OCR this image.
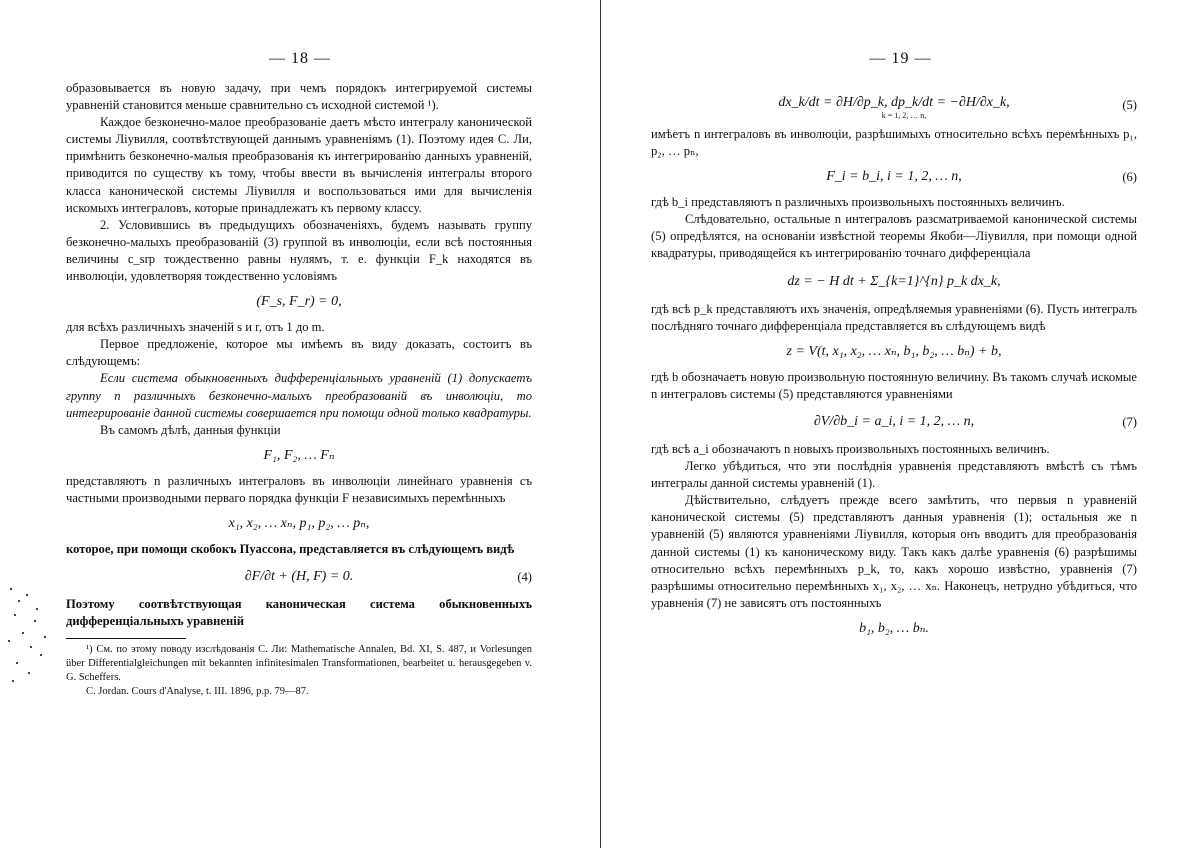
— 18 —

образовывается въ новую задачу, при чемъ порядокъ интегрируемой системы уравненій становится меньше сравнительно съ исходной системой ¹).

Каждое безконечно-малое преобразованіе даетъ мѣсто интегралу канонической системы Ліувилля, соотвѣтствующей даннымъ уравненіямъ (1). Поэтому идея С. Ли, примѣнить безконечно-малыя преобразованія къ интегрированію данныхъ уравненій, приводится по существу къ тому, чтобы ввести въ вычисленія интегралы второго класса канонической системы Ліувилля и воспользоваться ими для вычисленія искомыхъ интеграловъ, которые принадлежатъ къ первому классу.

2. Условившись въ предыдущихъ обозначеніяхъ, будемъ называть группу безконечно-малыхъ преобразованій (3) группой въ инволюціи, если всѣ постоянныя величины c_srp тождественно равны нулямъ, т. е. функціи F_k находятся въ инволюціи, удовлетворяя тождественно условіямъ

(F_s, F_r) = 0,

для всѣхъ различныхъ значеній s и r, отъ 1 до m.

Первое предложеніе, которое мы имѣемъ въ виду доказать, состоитъ въ слѣдующемъ:

Если система обыкновенныхъ дифференціальныхъ уравненій (1) допускаетъ группу n различныхъ безконечно-малыхъ преобразованій въ инволюціи, то интегрированіе данной системы совершается при помощи одной только квадратуры.

Въ самомъ дѣлѣ, данныя функціи

F₁, F₂, … Fₙ

представляютъ n различныхъ интеграловъ въ инволюціи линейнаго уравненія съ частными производными перваго порядка функціи F независимыхъ перемѣнныхъ

x₁, x₂, … xₙ, p₁, p₂, … pₙ,

которое, при помощи скобокъ Пуассона, представляется въ слѣдующемъ видѣ

∂F/∂t + (H, F) = 0.	(4)

Поэтому соотвѣтствующая каноническая система обыкновенныхъ дифференціальныхъ уравненій

¹) См. по этому поводу изслѣдованія С. Ли: Mathematische Annalen, Bd. XI, S. 487, и Vorlesungen über Differentialgleichungen mit bekannten infinitesimalen Transformationen, bearbeitet u. herausgegeben v. G. Scheffers.

C. Jordan. Cours d'Analyse, t. III. 1896, p.p. 79—87.

— 19 —
dx_k/dt = ∂H/∂p_k, dp_k/dt = −∂H/∂x_k,
k = 1, 2, … n,
(5)

имѣетъ n интеграловъ въ инволюціи, разрѣшимыхъ относительно всѣхъ перемѣнныхъ p₁, p₂, … pₙ,

F_i = b_i, i = 1, 2, … n,	(6)

гдѣ b_i представляютъ n различныхъ произвольныхъ постоянныхъ величинъ.

Слѣдовательно, остальные n интеграловъ разсматриваемой канонической системы (5) опредѣлятся, на основаніи извѣстной теоремы Якоби—Ліувилля, при помощи одной квадратуры, приводящейся къ интегрированію точнаго дифференціала

dz = − H dt + Σ_{k=1}^{n} p_k dx_k,

гдѣ всѣ p_k представляютъ ихъ значенія, опредѣляемыя уравненіями (6). Пусть интегралъ послѣдняго точнаго дифференціала представляется въ слѣдующемъ видѣ

z = V(t, x₁, x₂, … xₙ, b₁, b₂, … bₙ) + b,

гдѣ b обозначаетъ новую произвольную постоянную величину. Въ такомъ случаѣ искомые n интеграловъ системы (5) представляются уравненіями

∂V/∂b_i = a_i, i = 1, 2, … n,	(7)

гдѣ всѣ a_i обозначаютъ n новыхъ произвольныхъ постоянныхъ величинъ.

Легко убѣдиться, что эти послѣднія уравненія представляютъ вмѣстѣ съ тѣмъ интегралы данной системы уравненій (1).

Дѣйствительно, слѣдуетъ прежде всего замѣтить, что первыя n уравненій канонической системы (5) представляютъ данныя уравненія (1); остальныя же n уравненій (5) являются уравненіями Ліувилля, которыя онъ вводитъ для преобразованія данной системы (1) къ каноническому виду. Такъ какъ далѣе уравненія (6) разрѣшимы относительно всѣхъ перемѣнныхъ p_k, то, какъ хорошо извѣстно, уравненія (7) разрѣшимы относительно перемѣнныхъ x₁, x₂, … xₙ. Наконецъ, нетрудно убѣдиться, что уравненія (7) не зависятъ отъ постоянныхъ

b₁, b₂, … bₙ.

- _Written exercise_
Search the preceding listing for "группу" and extract every line where it is found.

- _Answer below_
2. Условившись въ предыдущихъ обозначеніяхъ, будемъ называть группу безконечно-малыхъ преобразованій (3) группой въ инволюціи, если всѣ постоянныя величины c_srp тождественно равны нулямъ, т. е. функціи F_k находятся въ инволюціи, удовлетворяя тождественно условіямъ
Если система обыкновенныхъ дифференціальныхъ уравненій (1) допускаетъ группу n различныхъ безконечно-малыхъ преобразованій въ инволюціи, то интегрированіе данной системы совершается при помощи одной только квадратуры.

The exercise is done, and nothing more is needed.